> _WHAT TO WORK ON_
Look through the records below, count the lines with the word "ylabel", and reply with only the number.

* Start SUPPLIED MATERIAL *

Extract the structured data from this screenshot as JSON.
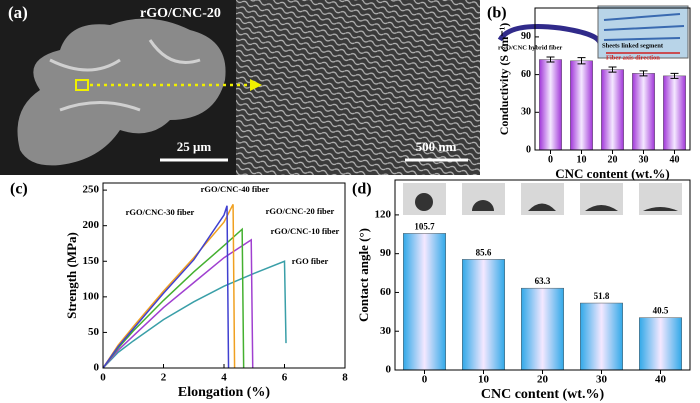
{
  "images": {
    "panel_label": "(a)",
    "title": "rGO/CNC-20",
    "scale_left": "25 μm",
    "scale_right": "500 nm"
  },
  "chart_data": [
    {
      "type": "bar",
      "panel_label": "(b)",
      "xlabel": "CNC content (wt.%)",
      "ylabel": "Conductivity (S cm⁻¹)",
      "categories": [
        "0",
        "10",
        "20",
        "30",
        "40"
      ],
      "values": [
        72,
        71,
        64,
        61,
        59
      ],
      "errors": [
        2,
        2.5,
        2,
        2,
        2
      ],
      "color": "#a035d8",
      "ylim": [
        0,
        113
      ],
      "yticks": [
        0,
        30,
        60,
        90
      ],
      "inset_texts": [
        "rGO/CNC hybrid fiber",
        "Sheets linked segment",
        "Fiber axis direction"
      ]
    },
    {
      "type": "line",
      "panel_label": "(c)",
      "xlabel": "Elongation (%)",
      "ylabel": "Strength (MPa)",
      "xlim": [
        0,
        8
      ],
      "xticks": [
        0,
        2,
        4,
        6,
        8
      ],
      "ylim": [
        0,
        260
      ],
      "yticks": [
        0,
        50,
        100,
        150,
        200,
        250
      ],
      "series": [
        {
          "name": "rGO fiber",
          "color": "#3a9fa8",
          "x": [
            0,
            0.5,
            1,
            2,
            3,
            4,
            5,
            6,
            6.05
          ],
          "values": [
            0,
            22,
            38,
            68,
            93,
            115,
            133,
            150,
            35
          ]
        },
        {
          "name": "rGO/CNC-10 fiber",
          "color": "#a040d0",
          "x": [
            0,
            0.5,
            1,
            2,
            3,
            4,
            4.9,
            4.95
          ],
          "values": [
            0,
            25,
            45,
            85,
            120,
            155,
            180,
            0
          ]
        },
        {
          "name": "rGO/CNC-20 fiber",
          "color": "#44b030",
          "x": [
            0,
            0.5,
            1,
            2,
            3,
            4,
            4.6,
            4.65
          ],
          "values": [
            0,
            28,
            52,
            95,
            135,
            172,
            195,
            0
          ]
        },
        {
          "name": "rGO/CNC-40 fiber",
          "color": "#f0a020",
          "x": [
            0,
            0.5,
            1,
            2,
            3,
            4,
            4.3,
            4.35
          ],
          "values": [
            0,
            32,
            58,
            108,
            155,
            205,
            230,
            0
          ]
        },
        {
          "name": "rGO/CNC-30 fiber",
          "color": "#4040d0",
          "x": [
            0,
            0.5,
            1,
            2,
            3,
            4,
            4.1,
            4.15
          ],
          "values": [
            0,
            30,
            55,
            105,
            152,
            215,
            228,
            0
          ]
        }
      ]
    },
    {
      "type": "bar",
      "panel_label": "(d)",
      "xlabel": "CNC content (wt.%)",
      "ylabel": "Contact angle (°)",
      "categories": [
        "0",
        "10",
        "20",
        "30",
        "40"
      ],
      "values": [
        105.7,
        85.6,
        63.3,
        51.8,
        40.5
      ],
      "color": "#30a8e8",
      "ylim": [
        0,
        147
      ],
      "yticks": [
        0,
        30,
        60,
        90,
        120
      ],
      "show_values": true
    }
  ]
}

* End SUPPLIED MATERIAL *

> _RESULT FOR THIS TASK_
3